Task brief -> Repeat all of the material exactly as given.

----------------------------------------

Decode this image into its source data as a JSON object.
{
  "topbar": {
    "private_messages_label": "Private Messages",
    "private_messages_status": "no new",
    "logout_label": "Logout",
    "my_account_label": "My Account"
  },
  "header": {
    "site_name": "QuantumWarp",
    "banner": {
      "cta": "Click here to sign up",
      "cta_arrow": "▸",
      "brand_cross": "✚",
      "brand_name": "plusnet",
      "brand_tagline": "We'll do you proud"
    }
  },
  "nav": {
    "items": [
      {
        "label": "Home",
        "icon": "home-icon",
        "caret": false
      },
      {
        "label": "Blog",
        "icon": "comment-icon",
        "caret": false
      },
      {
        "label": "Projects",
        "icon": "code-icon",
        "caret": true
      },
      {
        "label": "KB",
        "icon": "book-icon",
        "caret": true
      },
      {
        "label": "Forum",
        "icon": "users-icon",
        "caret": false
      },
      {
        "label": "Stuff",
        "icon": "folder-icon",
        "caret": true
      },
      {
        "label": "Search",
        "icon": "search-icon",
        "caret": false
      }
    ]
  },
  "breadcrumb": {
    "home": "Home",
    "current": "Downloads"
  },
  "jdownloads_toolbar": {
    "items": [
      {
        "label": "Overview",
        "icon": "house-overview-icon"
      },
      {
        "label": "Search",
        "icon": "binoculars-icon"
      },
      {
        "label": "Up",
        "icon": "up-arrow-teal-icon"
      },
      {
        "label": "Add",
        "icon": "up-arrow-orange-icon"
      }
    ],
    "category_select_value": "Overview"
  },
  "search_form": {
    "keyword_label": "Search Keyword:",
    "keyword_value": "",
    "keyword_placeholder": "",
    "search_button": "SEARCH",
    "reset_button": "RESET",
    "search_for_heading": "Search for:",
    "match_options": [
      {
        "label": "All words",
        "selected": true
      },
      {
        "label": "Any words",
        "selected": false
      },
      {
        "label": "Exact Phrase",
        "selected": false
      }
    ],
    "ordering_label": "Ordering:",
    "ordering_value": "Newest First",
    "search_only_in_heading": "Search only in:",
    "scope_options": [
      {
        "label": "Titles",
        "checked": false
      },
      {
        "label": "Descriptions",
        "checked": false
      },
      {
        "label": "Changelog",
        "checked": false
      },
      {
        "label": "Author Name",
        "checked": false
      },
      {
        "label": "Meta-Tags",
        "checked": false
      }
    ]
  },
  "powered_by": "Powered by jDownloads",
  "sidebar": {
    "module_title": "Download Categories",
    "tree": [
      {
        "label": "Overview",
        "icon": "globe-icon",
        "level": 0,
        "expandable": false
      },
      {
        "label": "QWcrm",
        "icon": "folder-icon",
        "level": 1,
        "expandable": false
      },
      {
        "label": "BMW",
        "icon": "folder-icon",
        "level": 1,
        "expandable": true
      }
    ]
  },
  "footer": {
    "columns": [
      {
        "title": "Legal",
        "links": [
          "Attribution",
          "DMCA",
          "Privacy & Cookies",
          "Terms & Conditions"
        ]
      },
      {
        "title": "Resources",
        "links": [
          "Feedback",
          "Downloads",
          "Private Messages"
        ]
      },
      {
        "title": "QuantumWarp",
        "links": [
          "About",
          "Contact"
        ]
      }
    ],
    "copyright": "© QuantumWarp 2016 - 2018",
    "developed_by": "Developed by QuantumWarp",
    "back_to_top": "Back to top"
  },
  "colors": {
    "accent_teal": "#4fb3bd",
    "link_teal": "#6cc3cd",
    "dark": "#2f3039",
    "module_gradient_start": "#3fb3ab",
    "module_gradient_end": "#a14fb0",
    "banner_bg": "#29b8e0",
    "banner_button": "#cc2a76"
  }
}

----------------------------------------

The output ->
Decode this image into its source data as a JSON object.
{
  "topbar": {
    "private_messages_label": "Private Messages",
    "private_messages_status": "no new",
    "logout_label": "Logout",
    "my_account_label": "My Account"
  },
  "header": {
    "site_name": "QuantumWarp",
    "banner": {
      "cta": "Click here to sign up",
      "cta_arrow": "▸",
      "brand_cross": "✚",
      "brand_name": "plusnet",
      "brand_tagline": "We'll do you proud"
    }
  },
  "nav": {
    "items": [
      {
        "label": "Home",
        "icon": "home-icon",
        "caret": false
      },
      {
        "label": "Blog",
        "icon": "comment-icon",
        "caret": false
      },
      {
        "label": "Projects",
        "icon": "code-icon",
        "caret": true
      },
      {
        "label": "KB",
        "icon": "book-icon",
        "caret": true
      },
      {
        "label": "Forum",
        "icon": "users-icon",
        "caret": false
      },
      {
        "label": "Stuff",
        "icon": "folder-icon",
        "caret": true
      },
      {
        "label": "Search",
        "icon": "search-icon",
        "caret": false
      }
    ]
  },
  "breadcrumb": {
    "home": "Home",
    "current": "Downloads"
  },
  "jdownloads_toolbar": {
    "items": [
      {
        "label": "Overview",
        "icon": "house-overview-icon"
      },
      {
        "label": "Search",
        "icon": "binoculars-icon"
      },
      {
        "label": "Up",
        "icon": "up-arrow-teal-icon"
      },
      {
        "label": "Add",
        "icon": "up-arrow-orange-icon"
      }
    ],
    "category_select_value": "Overview"
  },
  "search_form": {
    "keyword_label": "Search Keyword:",
    "keyword_value": "",
    "keyword_placeholder": "",
    "search_button": "SEARCH",
    "reset_button": "RESET",
    "search_for_heading": "Search for:",
    "match_options": [
      {
        "label": "All words",
        "selected": true
      },
      {
        "label": "Any words",
        "selected": false
      },
      {
        "label": "Exact Phrase",
        "selected": false
      }
    ],
    "ordering_label": "Ordering:",
    "ordering_value": "Newest First",
    "search_only_in_heading": "Search only in:",
    "scope_options": [
      {
        "label": "Titles",
        "checked": false
      },
      {
        "label": "Descriptions",
        "checked": false
      },
      {
        "label": "Changelog",
        "checked": false
      },
      {
        "label": "Author Name",
        "checked": false
      },
      {
        "label": "Meta-Tags",
        "checked": false
      }
    ]
  },
  "powered_by": "Powered by jDownloads",
  "sidebar": {
    "module_title": "Download Categories",
    "tree": [
      {
        "label": "Overview",
        "icon": "globe-icon",
        "level": 0,
        "expandable": false
      },
      {
        "label": "QWcrm",
        "icon": "folder-icon",
        "level": 1,
        "expandable": false
      },
      {
        "label": "BMW",
        "icon": "folder-icon",
        "level": 1,
        "expandable": true
      }
    ]
  },
  "footer": {
    "columns": [
      {
        "title": "Legal",
        "links": [
          "Attribution",
          "DMCA",
          "Privacy & Cookies",
          "Terms & Conditions"
        ]
      },
      {
        "title": "Resources",
        "links": [
          "Feedback",
          "Downloads",
          "Private Messages"
        ]
      },
      {
        "title": "QuantumWarp",
        "links": [
          "About",
          "Contact"
        ]
      }
    ],
    "copyright": "© QuantumWarp 2016 - 2018",
    "developed_by": "Developed by QuantumWarp",
    "back_to_top": "Back to top"
  },
  "colors": {
    "accent_teal": "#4fb3bd",
    "link_teal": "#6cc3cd",
    "dark": "#2f3039",
    "module_gradient_start": "#3fb3ab",
    "module_gradient_end": "#a14fb0",
    "banner_bg": "#29b8e0",
    "banner_button": "#cc2a76"
  }
}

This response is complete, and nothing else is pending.